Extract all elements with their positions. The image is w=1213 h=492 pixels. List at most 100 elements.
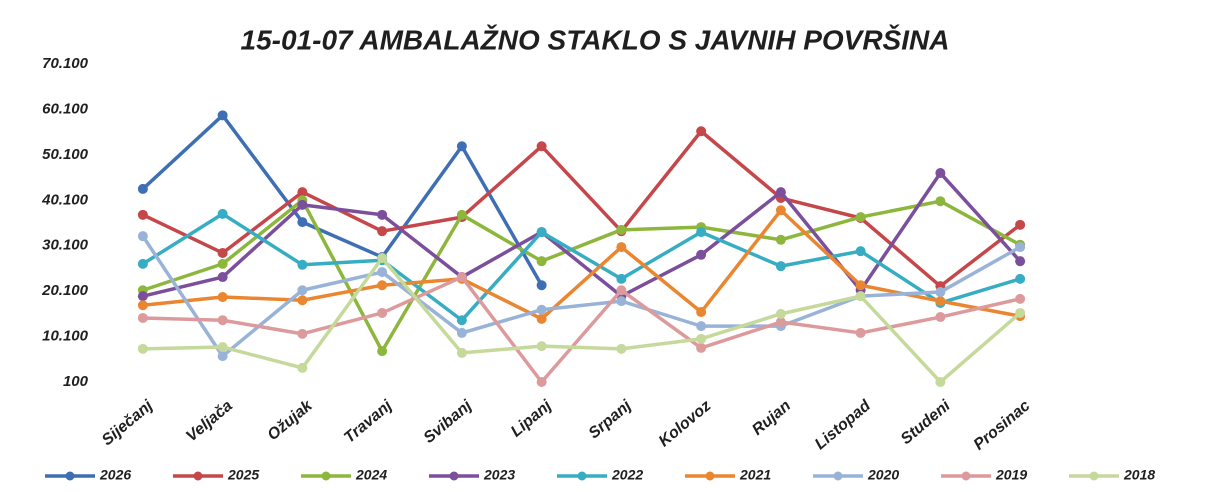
series-line [142, 256, 1022, 384]
legend-label: 2024 [355, 467, 387, 483]
data-point [696, 333, 707, 344]
data-point [217, 110, 228, 121]
data-point [1015, 219, 1026, 230]
data-point [935, 287, 946, 298]
data-point [456, 315, 467, 326]
data-point [855, 291, 866, 302]
data-point [855, 246, 866, 257]
data-point [137, 312, 148, 323]
data-point [855, 327, 866, 338]
legend-marker [705, 471, 715, 481]
data-point [297, 328, 308, 339]
y-tick-label: 50.100 [42, 146, 89, 163]
series-line [142, 129, 1022, 288]
series-line [141, 235, 1021, 358]
data-point [137, 300, 148, 311]
data-point [775, 308, 786, 319]
data-point [696, 126, 707, 137]
y-tick-label: 60.100 [42, 100, 89, 117]
data-point [616, 343, 627, 354]
data-point [775, 205, 786, 216]
data-point [855, 280, 866, 291]
data-point [297, 362, 308, 373]
data-point [935, 296, 946, 307]
data-point [217, 258, 228, 269]
data-point [1015, 307, 1026, 318]
data-point [696, 342, 707, 353]
data-point [297, 217, 308, 228]
data-point [377, 209, 388, 220]
data-point [536, 280, 547, 291]
legend-marker [321, 471, 331, 481]
series-line [142, 275, 1021, 384]
data-point [935, 196, 946, 207]
data-point [696, 249, 707, 260]
y-tick-label: 40.100 [41, 191, 89, 208]
chart-title: 15-01-07 AMBALAŽNO STAKLO S JAVNIH POVRŠ… [241, 23, 950, 55]
data-point [696, 307, 707, 318]
data-point [616, 273, 627, 284]
data-point [456, 327, 467, 338]
legend-marker [449, 471, 459, 481]
legend-label: 2025 [227, 467, 259, 483]
legend-marker [1089, 471, 1099, 481]
data-point [775, 317, 786, 328]
data-point [456, 209, 467, 220]
legend-label: 2026 [99, 467, 131, 483]
data-point [536, 377, 547, 387]
data-point [1015, 242, 1026, 253]
legend-label: 2021 [739, 467, 771, 483]
legend-label: 2020 [867, 467, 899, 483]
legend-marker [577, 471, 587, 481]
data-point [775, 187, 786, 198]
data-point [217, 247, 228, 258]
data-point [137, 209, 148, 220]
data-point [855, 212, 866, 223]
data-point [935, 377, 946, 387]
series-line [142, 198, 1021, 353]
data-point [616, 296, 627, 307]
data-point [456, 272, 467, 283]
legend-marker [193, 471, 203, 481]
data-point [456, 347, 467, 358]
legend-marker [833, 471, 843, 481]
series-line [141, 113, 544, 287]
data-point [297, 285, 308, 296]
data-point [137, 231, 148, 242]
data-point [137, 343, 148, 354]
data-point [377, 280, 388, 291]
y-tick-label: 10.100 [42, 328, 89, 345]
legend-label: 2019 [995, 467, 1027, 483]
series-line [142, 171, 1022, 298]
data-point [536, 256, 547, 267]
series-line [141, 212, 1021, 322]
data-point [217, 208, 228, 219]
data-point [616, 242, 627, 253]
data-point [137, 258, 148, 269]
y-tick-label: 100 [63, 373, 89, 390]
data-point [775, 261, 786, 272]
data-point [1015, 256, 1026, 267]
data-point [696, 321, 707, 332]
data-point [1015, 293, 1026, 304]
data-point [536, 227, 547, 238]
y-tick-label: 30.100 [42, 237, 89, 254]
data-point [935, 312, 946, 323]
data-point [297, 259, 308, 270]
data-point [377, 226, 388, 237]
data-point [137, 183, 148, 194]
data-point [696, 227, 707, 238]
data-point [377, 346, 388, 357]
data-point [217, 315, 228, 326]
data-point [297, 187, 308, 198]
legend-marker [961, 471, 971, 481]
legend-label: 2022 [611, 467, 643, 483]
data-point [536, 313, 547, 324]
y-tick-label: 70.100 [42, 55, 89, 72]
data-point [536, 304, 547, 315]
data-point [297, 295, 308, 306]
data-point [616, 224, 627, 235]
legend-marker [65, 471, 75, 481]
data-point [775, 234, 786, 245]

Task prompt:
Copy the entire listing above verbatim, line for line, leaving out the picture.

Final answer:
Extract all elements with their positions. The image is w=1213 h=492 pixels. List at most 100 elements.
series-line [142, 256, 1022, 384]
legend-label: 2024 [355, 467, 387, 483]
data-point [696, 333, 707, 344]
data-point [217, 110, 228, 121]
data-point [1015, 219, 1026, 230]
data-point [935, 287, 946, 298]
data-point [456, 315, 467, 326]
data-point [855, 291, 866, 302]
data-point [855, 246, 866, 257]
data-point [137, 312, 148, 323]
data-point [855, 327, 866, 338]
legend-marker [705, 471, 715, 481]
data-point [297, 328, 308, 339]
y-tick-label: 50.100 [42, 146, 89, 163]
series-line [142, 129, 1022, 288]
series-line [141, 235, 1021, 358]
data-point [137, 300, 148, 311]
data-point [775, 308, 786, 319]
data-point [696, 126, 707, 137]
y-tick-label: 60.100 [42, 100, 89, 117]
data-point [616, 343, 627, 354]
data-point [775, 205, 786, 216]
data-point [855, 280, 866, 291]
data-point [297, 362, 308, 373]
data-point [935, 296, 946, 307]
data-point [217, 258, 228, 269]
data-point [1015, 307, 1026, 318]
data-point [696, 342, 707, 353]
data-point [297, 217, 308, 228]
data-point [377, 209, 388, 220]
data-point [536, 280, 547, 291]
legend-marker [321, 471, 331, 481]
series-line [142, 275, 1021, 384]
data-point [935, 196, 946, 207]
data-point [696, 249, 707, 260]
y-tick-label: 40.100 [41, 191, 89, 208]
chart-title: 15-01-07 AMBALAŽNO STAKLO S JAVNIH POVRŠ… [241, 23, 950, 55]
data-point [696, 307, 707, 318]
data-point [616, 273, 627, 284]
data-point [456, 327, 467, 338]
legend-marker [449, 471, 459, 481]
legend-label: 2025 [227, 467, 259, 483]
legend-marker [1089, 471, 1099, 481]
data-point [775, 317, 786, 328]
data-point [456, 209, 467, 220]
legend-label: 2026 [99, 467, 131, 483]
data-point [536, 377, 547, 387]
data-point [1015, 242, 1026, 253]
legend-label: 2021 [739, 467, 771, 483]
legend-label: 2020 [867, 467, 899, 483]
legend-marker [577, 471, 587, 481]
data-point [775, 187, 786, 198]
data-point [217, 247, 228, 258]
data-point [137, 209, 148, 220]
data-point [855, 212, 866, 223]
data-point [935, 377, 946, 387]
series-line [142, 198, 1021, 353]
data-point [616, 296, 627, 307]
data-point [456, 272, 467, 283]
legend-marker [193, 471, 203, 481]
data-point [456, 347, 467, 358]
legend-marker [833, 471, 843, 481]
series-line [141, 113, 544, 287]
data-point [297, 285, 308, 296]
data-point [137, 231, 148, 242]
data-point [137, 343, 148, 354]
data-point [377, 280, 388, 291]
y-tick-label: 10.100 [42, 328, 89, 345]
legend-label: 2019 [995, 467, 1027, 483]
series-line [142, 171, 1022, 298]
data-point [536, 256, 547, 267]
series-line [141, 212, 1021, 322]
data-point [217, 208, 228, 219]
data-point [616, 242, 627, 253]
data-point [137, 258, 148, 269]
y-tick-label: 100 [63, 373, 89, 390]
data-point [775, 261, 786, 272]
data-point [1015, 256, 1026, 267]
data-point [696, 321, 707, 332]
data-point [1015, 293, 1026, 304]
data-point [536, 227, 547, 238]
y-tick-label: 30.100 [42, 237, 89, 254]
data-point [935, 312, 946, 323]
data-point [297, 259, 308, 270]
data-point [377, 226, 388, 237]
data-point [137, 183, 148, 194]
data-point [696, 227, 707, 238]
data-point [377, 346, 388, 357]
data-point [217, 315, 228, 326]
data-point [297, 187, 308, 198]
legend-marker [961, 471, 971, 481]
legend-label: 2022 [611, 467, 643, 483]
data-point [536, 313, 547, 324]
y-tick-label: 70.100 [42, 55, 89, 72]
data-point [536, 304, 547, 315]
data-point [297, 295, 308, 306]
data-point [616, 224, 627, 235]
legend-marker [65, 471, 75, 481]
data-point [775, 234, 786, 245]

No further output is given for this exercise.